EXERCISE
Filter the data for lines with the word "Ridge", then copy every line so identified.

....

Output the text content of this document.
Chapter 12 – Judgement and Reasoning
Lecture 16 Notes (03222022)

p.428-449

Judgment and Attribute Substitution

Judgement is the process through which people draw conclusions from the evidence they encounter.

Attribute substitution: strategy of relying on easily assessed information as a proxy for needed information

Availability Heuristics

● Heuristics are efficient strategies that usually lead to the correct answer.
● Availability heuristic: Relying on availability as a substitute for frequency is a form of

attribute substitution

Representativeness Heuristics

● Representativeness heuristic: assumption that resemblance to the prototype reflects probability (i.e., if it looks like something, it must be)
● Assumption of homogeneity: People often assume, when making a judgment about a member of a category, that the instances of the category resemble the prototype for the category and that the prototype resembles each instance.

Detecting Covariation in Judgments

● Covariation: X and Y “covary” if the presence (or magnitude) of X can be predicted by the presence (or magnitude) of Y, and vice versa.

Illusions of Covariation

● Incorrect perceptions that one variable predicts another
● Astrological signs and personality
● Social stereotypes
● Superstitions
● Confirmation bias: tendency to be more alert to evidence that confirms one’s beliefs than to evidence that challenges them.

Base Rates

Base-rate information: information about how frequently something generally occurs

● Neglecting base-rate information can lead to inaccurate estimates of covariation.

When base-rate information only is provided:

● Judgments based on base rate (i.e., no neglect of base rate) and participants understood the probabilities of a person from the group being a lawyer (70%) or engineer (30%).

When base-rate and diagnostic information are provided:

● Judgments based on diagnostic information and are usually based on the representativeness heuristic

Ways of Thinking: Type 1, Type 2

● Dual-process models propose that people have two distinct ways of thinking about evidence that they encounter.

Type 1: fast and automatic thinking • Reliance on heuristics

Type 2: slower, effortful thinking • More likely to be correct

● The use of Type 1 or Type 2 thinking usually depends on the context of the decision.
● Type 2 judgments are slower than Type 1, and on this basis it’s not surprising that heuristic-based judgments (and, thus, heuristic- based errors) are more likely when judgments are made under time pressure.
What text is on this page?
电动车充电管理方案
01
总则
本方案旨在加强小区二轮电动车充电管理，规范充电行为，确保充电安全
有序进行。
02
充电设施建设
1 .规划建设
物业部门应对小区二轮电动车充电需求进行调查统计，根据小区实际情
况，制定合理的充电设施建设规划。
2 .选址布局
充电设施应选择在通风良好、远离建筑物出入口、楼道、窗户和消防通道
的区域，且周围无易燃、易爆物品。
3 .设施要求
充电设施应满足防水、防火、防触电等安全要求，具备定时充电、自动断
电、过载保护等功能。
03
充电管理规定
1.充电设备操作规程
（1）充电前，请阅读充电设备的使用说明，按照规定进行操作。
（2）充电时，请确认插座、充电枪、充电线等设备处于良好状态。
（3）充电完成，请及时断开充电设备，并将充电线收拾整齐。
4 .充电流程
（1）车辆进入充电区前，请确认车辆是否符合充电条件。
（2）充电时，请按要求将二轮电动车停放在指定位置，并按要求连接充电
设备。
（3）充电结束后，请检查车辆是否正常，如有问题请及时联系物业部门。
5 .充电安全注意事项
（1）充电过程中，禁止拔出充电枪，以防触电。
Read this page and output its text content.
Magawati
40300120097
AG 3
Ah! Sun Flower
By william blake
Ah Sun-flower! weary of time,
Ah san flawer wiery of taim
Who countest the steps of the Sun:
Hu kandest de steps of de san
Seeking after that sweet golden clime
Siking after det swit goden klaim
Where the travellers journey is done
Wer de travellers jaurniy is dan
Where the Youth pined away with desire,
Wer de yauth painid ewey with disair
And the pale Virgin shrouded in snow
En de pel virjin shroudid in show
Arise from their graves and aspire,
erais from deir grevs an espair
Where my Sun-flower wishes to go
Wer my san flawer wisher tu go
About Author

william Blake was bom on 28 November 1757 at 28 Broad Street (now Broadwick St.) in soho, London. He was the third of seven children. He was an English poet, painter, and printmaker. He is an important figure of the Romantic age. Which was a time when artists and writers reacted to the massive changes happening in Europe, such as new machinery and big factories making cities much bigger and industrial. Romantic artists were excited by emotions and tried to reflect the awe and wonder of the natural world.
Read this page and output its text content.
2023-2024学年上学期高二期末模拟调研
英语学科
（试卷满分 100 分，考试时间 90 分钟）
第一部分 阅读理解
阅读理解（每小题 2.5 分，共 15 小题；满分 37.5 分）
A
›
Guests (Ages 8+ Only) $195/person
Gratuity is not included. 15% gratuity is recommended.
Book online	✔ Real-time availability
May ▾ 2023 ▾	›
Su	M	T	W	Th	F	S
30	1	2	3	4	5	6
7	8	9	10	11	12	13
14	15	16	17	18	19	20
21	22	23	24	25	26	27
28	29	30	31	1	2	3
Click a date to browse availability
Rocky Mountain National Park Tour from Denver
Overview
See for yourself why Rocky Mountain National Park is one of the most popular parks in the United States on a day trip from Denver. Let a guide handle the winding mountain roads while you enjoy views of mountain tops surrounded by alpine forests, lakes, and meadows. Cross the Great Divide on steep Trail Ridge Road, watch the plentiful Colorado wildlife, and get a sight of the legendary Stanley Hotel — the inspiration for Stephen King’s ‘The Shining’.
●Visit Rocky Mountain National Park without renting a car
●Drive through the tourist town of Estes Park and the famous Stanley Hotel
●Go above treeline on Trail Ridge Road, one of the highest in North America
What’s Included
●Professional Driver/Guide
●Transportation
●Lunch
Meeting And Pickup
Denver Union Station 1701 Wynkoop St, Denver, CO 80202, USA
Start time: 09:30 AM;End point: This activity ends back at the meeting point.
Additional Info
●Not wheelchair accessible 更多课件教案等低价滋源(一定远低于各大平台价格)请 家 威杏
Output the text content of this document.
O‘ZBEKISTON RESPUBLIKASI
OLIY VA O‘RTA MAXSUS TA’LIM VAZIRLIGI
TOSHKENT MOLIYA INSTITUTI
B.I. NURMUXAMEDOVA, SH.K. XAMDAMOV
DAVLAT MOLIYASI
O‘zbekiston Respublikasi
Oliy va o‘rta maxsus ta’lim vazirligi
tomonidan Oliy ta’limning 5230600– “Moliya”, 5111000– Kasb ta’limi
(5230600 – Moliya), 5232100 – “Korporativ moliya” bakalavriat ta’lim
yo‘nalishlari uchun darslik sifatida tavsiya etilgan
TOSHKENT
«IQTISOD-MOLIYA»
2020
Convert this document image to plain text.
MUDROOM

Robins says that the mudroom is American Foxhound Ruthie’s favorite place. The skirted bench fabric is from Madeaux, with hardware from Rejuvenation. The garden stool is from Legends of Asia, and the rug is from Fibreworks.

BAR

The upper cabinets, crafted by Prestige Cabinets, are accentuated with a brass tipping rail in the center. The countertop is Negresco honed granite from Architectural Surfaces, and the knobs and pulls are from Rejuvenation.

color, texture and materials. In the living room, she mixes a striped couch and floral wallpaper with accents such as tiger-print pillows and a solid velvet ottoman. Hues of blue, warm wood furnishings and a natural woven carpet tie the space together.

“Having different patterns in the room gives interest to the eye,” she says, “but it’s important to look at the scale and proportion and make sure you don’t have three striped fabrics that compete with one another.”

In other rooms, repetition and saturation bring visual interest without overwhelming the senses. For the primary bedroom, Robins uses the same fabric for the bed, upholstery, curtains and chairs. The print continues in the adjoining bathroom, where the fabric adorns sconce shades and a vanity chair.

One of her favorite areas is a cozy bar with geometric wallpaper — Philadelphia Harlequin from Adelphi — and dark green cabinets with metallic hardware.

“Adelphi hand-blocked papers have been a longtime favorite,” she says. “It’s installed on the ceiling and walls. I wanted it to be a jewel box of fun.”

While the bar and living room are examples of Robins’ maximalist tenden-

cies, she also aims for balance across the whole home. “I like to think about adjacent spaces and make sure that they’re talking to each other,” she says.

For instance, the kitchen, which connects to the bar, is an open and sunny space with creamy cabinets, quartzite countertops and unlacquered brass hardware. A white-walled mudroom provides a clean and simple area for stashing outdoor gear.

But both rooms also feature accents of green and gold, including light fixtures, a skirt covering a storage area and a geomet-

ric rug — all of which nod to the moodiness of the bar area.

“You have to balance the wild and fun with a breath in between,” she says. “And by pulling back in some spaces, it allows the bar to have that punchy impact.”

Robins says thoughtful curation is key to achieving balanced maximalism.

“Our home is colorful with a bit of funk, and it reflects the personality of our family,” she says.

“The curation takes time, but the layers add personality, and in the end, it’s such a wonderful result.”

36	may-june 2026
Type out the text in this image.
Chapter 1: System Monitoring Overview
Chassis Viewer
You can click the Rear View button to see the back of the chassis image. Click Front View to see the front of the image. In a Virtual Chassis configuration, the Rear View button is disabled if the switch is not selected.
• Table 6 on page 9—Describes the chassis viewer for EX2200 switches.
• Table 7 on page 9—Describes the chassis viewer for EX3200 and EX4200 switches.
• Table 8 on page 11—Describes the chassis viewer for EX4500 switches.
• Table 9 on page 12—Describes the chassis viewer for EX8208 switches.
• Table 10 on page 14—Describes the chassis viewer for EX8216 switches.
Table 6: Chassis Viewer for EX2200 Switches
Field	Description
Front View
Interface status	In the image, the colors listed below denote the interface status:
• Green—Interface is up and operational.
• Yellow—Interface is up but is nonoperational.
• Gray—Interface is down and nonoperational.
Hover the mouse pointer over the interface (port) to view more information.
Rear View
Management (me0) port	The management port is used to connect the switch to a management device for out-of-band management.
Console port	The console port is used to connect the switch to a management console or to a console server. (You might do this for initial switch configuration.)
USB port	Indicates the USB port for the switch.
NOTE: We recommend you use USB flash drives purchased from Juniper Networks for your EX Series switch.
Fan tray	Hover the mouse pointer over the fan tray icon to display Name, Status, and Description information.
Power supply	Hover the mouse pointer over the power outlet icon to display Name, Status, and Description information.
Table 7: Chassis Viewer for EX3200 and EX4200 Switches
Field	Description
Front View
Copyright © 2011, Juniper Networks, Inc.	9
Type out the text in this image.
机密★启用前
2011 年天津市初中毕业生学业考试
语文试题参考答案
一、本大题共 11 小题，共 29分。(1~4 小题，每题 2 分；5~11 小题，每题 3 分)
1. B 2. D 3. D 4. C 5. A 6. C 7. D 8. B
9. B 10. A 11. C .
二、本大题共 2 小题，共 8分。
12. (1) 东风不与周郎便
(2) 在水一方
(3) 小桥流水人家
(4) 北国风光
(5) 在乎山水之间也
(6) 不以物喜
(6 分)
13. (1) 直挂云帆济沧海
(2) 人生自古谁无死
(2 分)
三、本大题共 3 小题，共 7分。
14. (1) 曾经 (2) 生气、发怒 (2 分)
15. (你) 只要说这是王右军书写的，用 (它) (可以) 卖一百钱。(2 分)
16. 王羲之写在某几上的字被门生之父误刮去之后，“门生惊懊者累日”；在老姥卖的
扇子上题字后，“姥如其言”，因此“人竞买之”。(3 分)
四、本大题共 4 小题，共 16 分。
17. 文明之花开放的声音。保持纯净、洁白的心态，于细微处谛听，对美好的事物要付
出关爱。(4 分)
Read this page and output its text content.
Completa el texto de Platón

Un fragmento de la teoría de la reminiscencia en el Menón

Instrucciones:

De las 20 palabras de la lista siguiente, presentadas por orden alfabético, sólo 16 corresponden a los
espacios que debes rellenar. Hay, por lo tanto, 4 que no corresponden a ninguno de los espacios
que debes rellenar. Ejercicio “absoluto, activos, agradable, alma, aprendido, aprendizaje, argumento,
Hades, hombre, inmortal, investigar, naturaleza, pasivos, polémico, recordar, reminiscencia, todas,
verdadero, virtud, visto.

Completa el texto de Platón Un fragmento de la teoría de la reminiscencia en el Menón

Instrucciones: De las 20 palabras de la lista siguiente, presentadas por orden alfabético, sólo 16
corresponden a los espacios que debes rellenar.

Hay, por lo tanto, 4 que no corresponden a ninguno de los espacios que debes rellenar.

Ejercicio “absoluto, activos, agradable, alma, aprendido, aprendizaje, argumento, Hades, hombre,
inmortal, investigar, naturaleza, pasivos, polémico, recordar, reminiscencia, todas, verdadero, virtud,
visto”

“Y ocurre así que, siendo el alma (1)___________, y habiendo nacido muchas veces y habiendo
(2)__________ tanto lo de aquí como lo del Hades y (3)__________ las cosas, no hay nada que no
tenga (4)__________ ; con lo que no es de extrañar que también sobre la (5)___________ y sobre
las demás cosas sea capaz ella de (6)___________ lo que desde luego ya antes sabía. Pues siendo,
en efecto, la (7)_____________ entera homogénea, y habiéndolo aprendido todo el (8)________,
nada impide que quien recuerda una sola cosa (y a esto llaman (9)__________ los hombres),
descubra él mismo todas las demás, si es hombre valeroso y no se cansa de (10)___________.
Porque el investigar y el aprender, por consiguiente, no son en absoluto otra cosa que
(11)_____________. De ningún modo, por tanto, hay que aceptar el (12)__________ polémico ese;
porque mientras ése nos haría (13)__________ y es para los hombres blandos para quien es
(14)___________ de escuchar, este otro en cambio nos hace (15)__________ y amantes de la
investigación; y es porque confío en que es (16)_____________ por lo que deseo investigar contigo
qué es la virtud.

....

THE RESPONSE
See for yourself why Rocky Mountain National Park is one of the most popular parks in the United States on a day trip from Denver. Let a guide handle the winding mountain roads while you enjoy views of mountain tops surrounded by alpine forests, lakes, and meadows. Cross the Great Divide on steep Trail Ridge Road, watch the plentiful Colorado wildlife, and get a sight of the legendary Stanley Hotel — the inspiration for Stephen King’s ‘The Shining’.
●Go above treeline on Trail Ridge Road, one of the highest in North America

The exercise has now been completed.